Vorliegender Text:
::::

31. Mai 1926 Der Philosoph Theodor Lessing wird bedroht
Er eckte schnell an in rechtsradikalen Kreisen. Zum Beispiel, wenn er den deutschen "Ersatzkaiser" Hindenburg ein schlichtes Gemüt nannte. Am 31. Mai 1926 bedrohten völkische Studenten in Hannover ihren jüdischen Philosophie-Dozenten Theodor Lessing.
31. Mai
Dienstag, 31. Mai 2011, 09:50 Uhr
Autor: Christian Feldmann
Sprecher: Johannes Hitzelberger
Redaktion: Thomas Morawetz / Wissenschaft und Bildung
Am 31. Mai 1926 ist in der Technischen Hochschule Hannover die Hölle los: 700 völkisch gesinnte Korpsstudenten haben das Hauptportal und das Treppenhaus besetzt. Sie sind mit Holzprügeln bewaffnet und skandieren antisemitische Parolen. Als sich der Privatdozent Theodor Lessing - linksliberaler Philosoph und dazu noch Jude - zeigt, steigert sich das Gebrüll zum Organ. Lessings Frau Ada wird von dem Mob eingekreist und bedroht, ihr Gatte kann sich ins Rektorat retten, während draußen die Menge schreit: "Juden raus!"
"Das Wild ist zur Strecke gebracht."

::::

Aufgabe:
Gib aus dem Text über Theodor Lessing die Stelle wortgetreu aus, beginnend mit „31. Mai 1926 Der“ und fortlaufend bis einschließlich „Philosophie-Dozenten Theodor Lessing.“.

Gegebene Daten:

::::

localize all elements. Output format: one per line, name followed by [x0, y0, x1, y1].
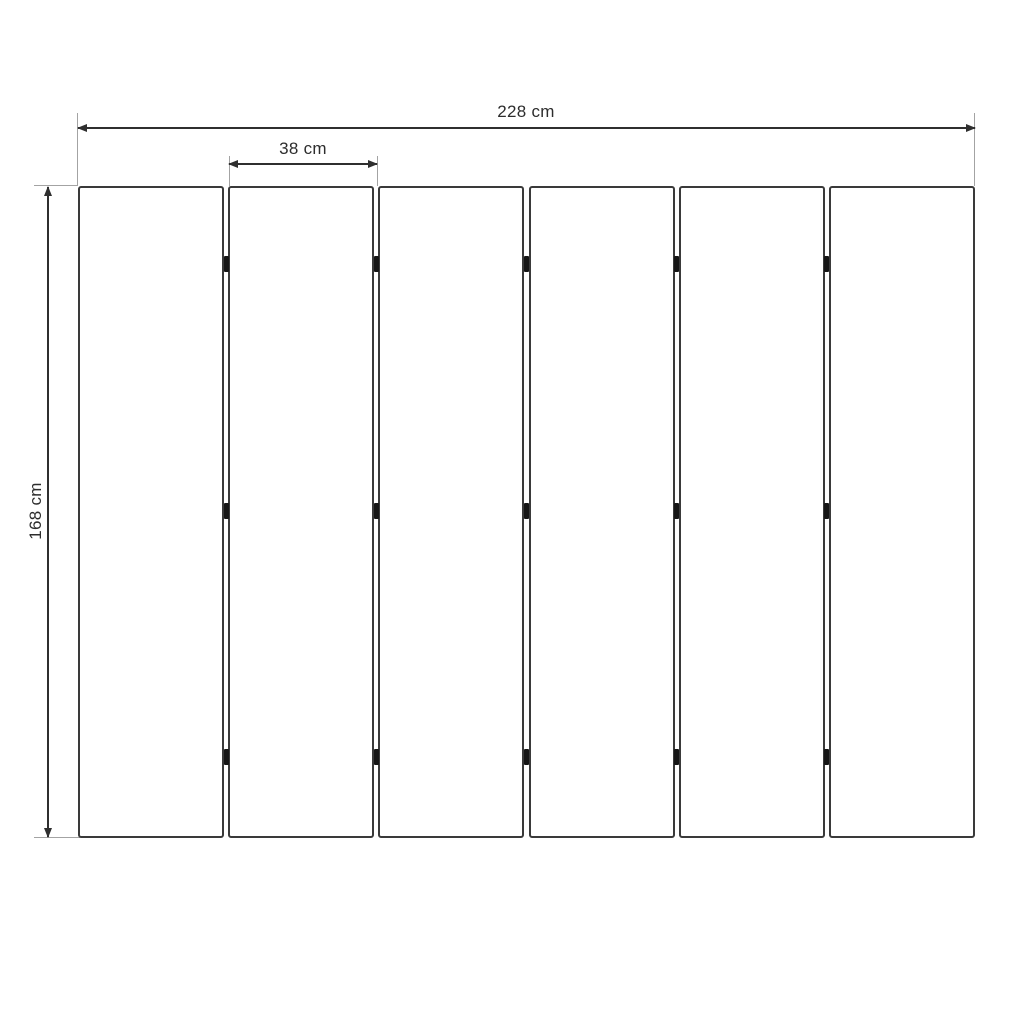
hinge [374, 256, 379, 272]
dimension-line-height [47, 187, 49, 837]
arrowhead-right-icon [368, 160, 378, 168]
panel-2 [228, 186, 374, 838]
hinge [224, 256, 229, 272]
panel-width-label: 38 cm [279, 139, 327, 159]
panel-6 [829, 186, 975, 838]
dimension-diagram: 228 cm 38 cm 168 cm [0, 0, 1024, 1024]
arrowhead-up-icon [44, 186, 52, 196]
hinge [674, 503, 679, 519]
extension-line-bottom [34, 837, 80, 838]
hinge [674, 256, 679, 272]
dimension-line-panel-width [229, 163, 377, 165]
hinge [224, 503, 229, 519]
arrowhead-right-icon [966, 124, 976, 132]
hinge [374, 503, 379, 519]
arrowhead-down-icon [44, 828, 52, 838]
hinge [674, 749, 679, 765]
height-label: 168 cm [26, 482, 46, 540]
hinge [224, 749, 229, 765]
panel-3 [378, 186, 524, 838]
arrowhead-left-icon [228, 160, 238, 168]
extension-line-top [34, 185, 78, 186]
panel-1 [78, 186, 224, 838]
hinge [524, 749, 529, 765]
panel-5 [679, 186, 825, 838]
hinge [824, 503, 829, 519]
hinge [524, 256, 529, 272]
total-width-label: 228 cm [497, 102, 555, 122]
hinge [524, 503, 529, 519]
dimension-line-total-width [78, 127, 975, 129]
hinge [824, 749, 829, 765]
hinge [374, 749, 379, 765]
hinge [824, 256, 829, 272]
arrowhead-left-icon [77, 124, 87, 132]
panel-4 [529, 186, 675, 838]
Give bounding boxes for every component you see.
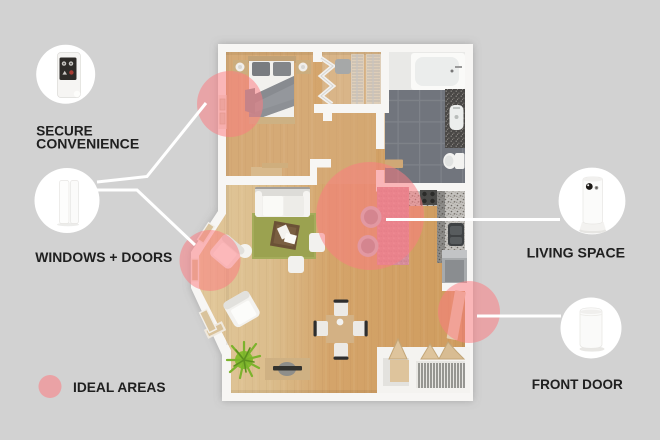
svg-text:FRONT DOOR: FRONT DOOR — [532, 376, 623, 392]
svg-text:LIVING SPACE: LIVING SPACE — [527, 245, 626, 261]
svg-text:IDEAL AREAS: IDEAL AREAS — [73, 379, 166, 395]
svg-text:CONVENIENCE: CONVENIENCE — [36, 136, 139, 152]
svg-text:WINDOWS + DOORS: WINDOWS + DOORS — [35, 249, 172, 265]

::::

Richtige Antwort:
31. Mai 1926 Der Philosoph Theodor Lessing wird bedroht
Er eckte schnell an in rechtsradikalen Kreisen. Zum Beispiel, wenn er den deutschen "Ersatzkaiser" Hindenburg ein schlichtes Gemüt nannte. Am 31. Mai 1926 bedrohten völkische Studenten in Hannover ihren jüdischen Philosophie-Dozenten Theodor Lessing.